# Set task
Report all lines from the entries below in which "value" appears.

┌──

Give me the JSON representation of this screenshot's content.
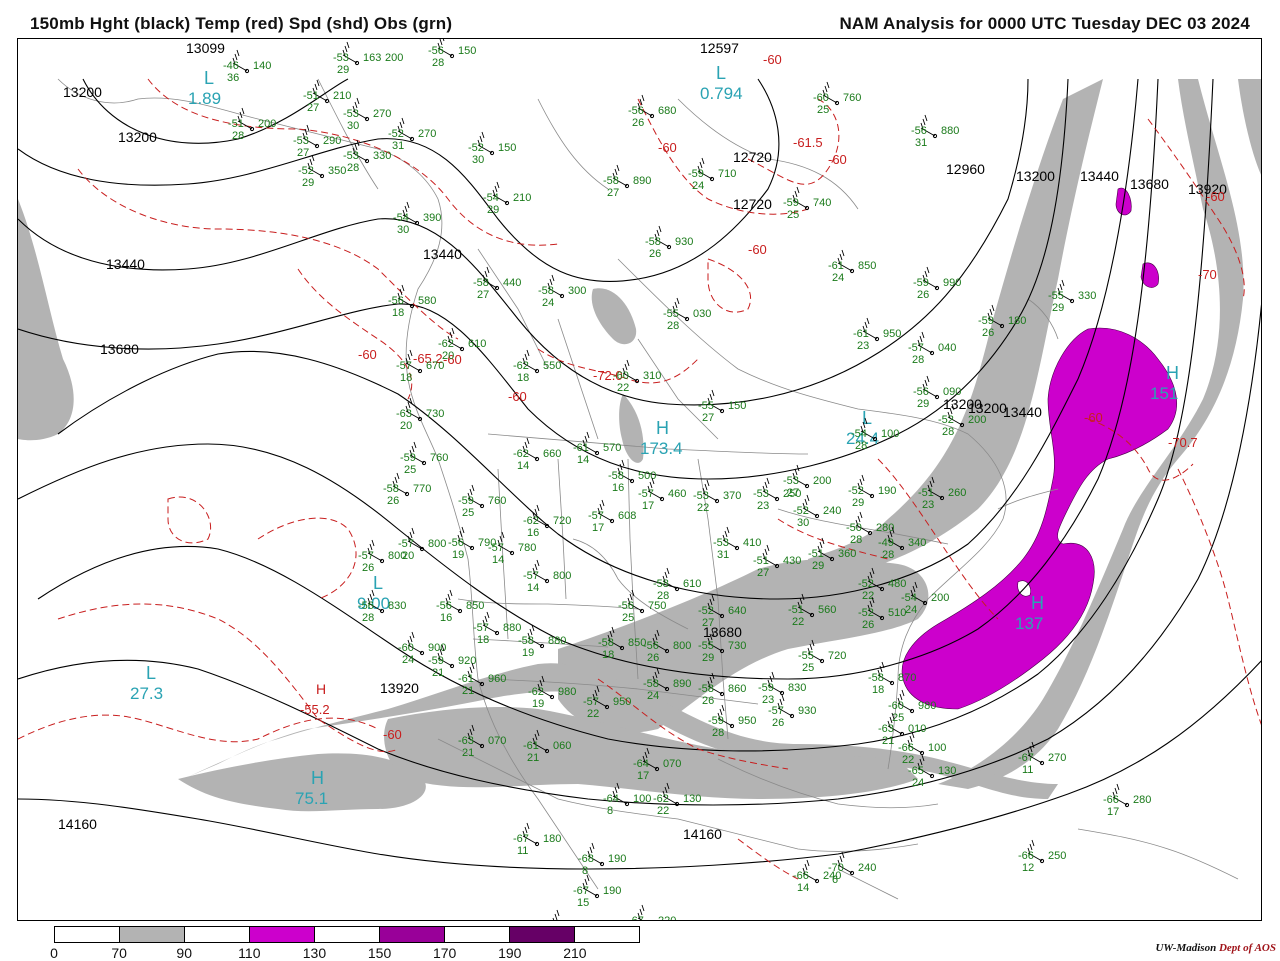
{
  "header": {
    "left_title": "150mb Hght (black) Temp (red) Spd (shd) Obs (grn)",
    "right_title": "NAM Analysis for 0000 UTC Tuesday  DEC 03 2024"
  },
  "colors": {
    "height_contour": "#000000",
    "temperature_contour": "#c81e1e",
    "speed_shade_70": "#b3b3b3",
    "speed_shade_110": "#cc00cc",
    "speed_shade_150": "#990099",
    "speed_shade_190": "#660066",
    "obs": "#1a7a1a",
    "extrema_labels": "#2aa3b3",
    "borders": "#888888"
  },
  "legend": {
    "labels": [
      "0",
      "70",
      "90",
      "110",
      "130",
      "150",
      "170",
      "190",
      "210"
    ],
    "colors": [
      "#ffffff",
      "#b3b3b3",
      "#ffffff",
      "#cc00cc",
      "#ffffff",
      "#990099",
      "#ffffff",
      "#660066",
      "#ffffff"
    ]
  },
  "credit": {
    "org": "UW-Madison",
    "dept": "Dept of AOS"
  },
  "map": {
    "height_labels": [
      "13099",
      "12597",
      "13200",
      "13200",
      "12720",
      "12720",
      "12960",
      "13200",
      "13440",
      "13680",
      "13920",
      "13440",
      "13440",
      "13680",
      "13200",
      "13200",
      "13440",
      "13680",
      "13920",
      "14160",
      "14160"
    ],
    "temp_labels": [
      "-60",
      "-61.5",
      "-60",
      "-60",
      "-60",
      "-60",
      "-65.2",
      "-60",
      "-72.0",
      "-70",
      "-60",
      "-70.7",
      "-60",
      "-60",
      "-60"
    ],
    "extrema": [
      {
        "sym": "L",
        "value": "1.89"
      },
      {
        "sym": "L",
        "value": "0.794"
      },
      {
        "sym": "L",
        "value": "24.4"
      },
      {
        "sym": "H",
        "value": "173.4"
      },
      {
        "sym": "L",
        "value": "9.00"
      },
      {
        "sym": "L",
        "value": "27.3"
      },
      {
        "sym": "H",
        "value": "75.1"
      },
      {
        "sym": "H",
        "value": "151"
      },
      {
        "sym": "H",
        "value": "137"
      },
      {
        "sym": "H",
        "value": "-55.2"
      }
    ],
    "obs": [
      [
        "-46",
        "36",
        "140"
      ],
      [
        "-53",
        "29",
        "163",
        "200"
      ],
      [
        "-56",
        "28",
        "150"
      ],
      [
        "-51",
        "27",
        "210"
      ],
      [
        "-53",
        "30",
        "270"
      ],
      [
        "-51",
        "28",
        "200"
      ],
      [
        "-53",
        "27",
        "290"
      ],
      [
        "-52",
        "31",
        "270"
      ],
      [
        "-53",
        "28",
        "330"
      ],
      [
        "-52",
        "30",
        "150"
      ],
      [
        "-52",
        "29",
        "350"
      ],
      [
        "-54",
        "29",
        "210"
      ],
      [
        "-54",
        "30",
        "390"
      ],
      [
        "-56",
        "26",
        "680"
      ],
      [
        "-58",
        "27",
        "890"
      ],
      [
        "-59",
        "24",
        "710"
      ],
      [
        "-60",
        "25",
        "760"
      ],
      [
        "-56",
        "31",
        "880"
      ],
      [
        "-59",
        "25",
        "740"
      ],
      [
        "-58",
        "26",
        "930"
      ],
      [
        "-61",
        "24",
        "850"
      ],
      [
        "-59",
        "26",
        "990"
      ],
      [
        "-55",
        "29",
        "330"
      ],
      [
        "-58",
        "24",
        "300"
      ],
      [
        "-58",
        "27",
        "440"
      ],
      [
        "-55",
        "28",
        "030"
      ],
      [
        "-59",
        "26",
        "180"
      ],
      [
        "-61",
        "23",
        "950"
      ],
      [
        "-57",
        "28",
        "040"
      ],
      [
        "-56",
        "18",
        "580"
      ],
      [
        "-62",
        "20",
        "610"
      ],
      [
        "-57",
        "18",
        "670"
      ],
      [
        "-62",
        "18",
        "550"
      ],
      [
        "-60",
        "22",
        "310"
      ],
      [
        "-55",
        "27",
        "150"
      ],
      [
        "-56",
        "29",
        "090"
      ],
      [
        "-63",
        "20",
        "730"
      ],
      [
        "-62",
        "14",
        "660"
      ],
      [
        "-61",
        "14",
        "570"
      ],
      [
        "-54",
        "28",
        "100"
      ],
      [
        "-52",
        "28",
        "200"
      ],
      [
        "-59",
        "25",
        "760"
      ],
      [
        "-58",
        "26",
        "770"
      ],
      [
        "-59",
        "25",
        "760"
      ],
      [
        "-58",
        "16",
        "500"
      ],
      [
        "-57",
        "17",
        "460"
      ],
      [
        "-53",
        "22",
        "370"
      ],
      [
        "-53",
        "23",
        "250"
      ],
      [
        "-53",
        "27",
        "200"
      ],
      [
        "-52",
        "30",
        "240"
      ],
      [
        "-52",
        "29",
        "190"
      ],
      [
        "-51",
        "23",
        "260"
      ],
      [
        "-62",
        "16",
        "720"
      ],
      [
        "-57",
        "17",
        "608"
      ],
      [
        "-57",
        "20",
        "800"
      ],
      [
        "-56",
        "19",
        "790"
      ],
      [
        "-57",
        "14",
        "780"
      ],
      [
        "-53",
        "31",
        "410"
      ],
      [
        "-51",
        "27",
        "430"
      ],
      [
        "-51",
        "29",
        "360"
      ],
      [
        "-50",
        "28",
        "280"
      ],
      [
        "-49",
        "28",
        "340"
      ],
      [
        "-57",
        "26",
        "800"
      ],
      [
        "-57",
        "14",
        "800"
      ],
      [
        "-56",
        "28",
        "830"
      ],
      [
        "-56",
        "16",
        "850"
      ],
      [
        "-57",
        "18",
        "880"
      ],
      [
        "-56",
        "25",
        "750"
      ],
      [
        "-58",
        "28",
        "610"
      ],
      [
        "-52",
        "27",
        "640"
      ],
      [
        "-51",
        "22",
        "560"
      ],
      [
        "-52",
        "22",
        "480"
      ],
      [
        "-52",
        "26",
        "510"
      ],
      [
        "-54",
        "24",
        "200"
      ],
      [
        "-60",
        "24",
        "900"
      ],
      [
        "-59",
        "21",
        "920"
      ],
      [
        "-58",
        "19",
        "880"
      ],
      [
        "-58",
        "18",
        "850"
      ],
      [
        "-56",
        "26",
        "800"
      ],
      [
        "-55",
        "29",
        "730"
      ],
      [
        "-55",
        "25",
        "720"
      ],
      [
        "-61",
        "21",
        "960"
      ],
      [
        "-62",
        "19",
        "980"
      ],
      [
        "-57",
        "22",
        "950"
      ],
      [
        "-58",
        "24",
        "890"
      ],
      [
        "-58",
        "26",
        "860"
      ],
      [
        "-59",
        "23",
        "830"
      ],
      [
        "-58",
        "18",
        "870"
      ],
      [
        "-59",
        "28",
        "950"
      ],
      [
        "-57",
        "26",
        "930"
      ],
      [
        "-60",
        "25",
        "980"
      ],
      [
        "-63",
        "21",
        "010"
      ],
      [
        "-63",
        "21",
        "070"
      ],
      [
        "-61",
        "21",
        "060"
      ],
      [
        "-64",
        "17",
        "070"
      ],
      [
        "-66",
        "22",
        "100"
      ],
      [
        "-65",
        "24",
        "130"
      ],
      [
        "-67",
        "11",
        "270"
      ],
      [
        "-66",
        "17",
        "280"
      ],
      [
        "-64",
        "8",
        "100"
      ],
      [
        "-62",
        "22",
        "130"
      ],
      [
        "-67",
        "11",
        "180"
      ],
      [
        "-68",
        "8",
        "190"
      ],
      [
        "-67",
        "15",
        "190"
      ],
      [
        "-65",
        "9",
        "220"
      ],
      [
        "-67",
        "11",
        "220"
      ],
      [
        "-66",
        "14",
        "240"
      ],
      [
        "-70",
        "6",
        "240"
      ],
      [
        "-66",
        "12",
        "250"
      ]
    ]
  }
}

└──

# Exercise response
        "value": "1.89"
        "value": "0.794"
        "value": "24.4"
        "value": "173.4"
        "value": "9.00"
        "value": "27.3"
        "value": "75.1"
        "value": "151"
        "value": "137"
        "value": "-55.2"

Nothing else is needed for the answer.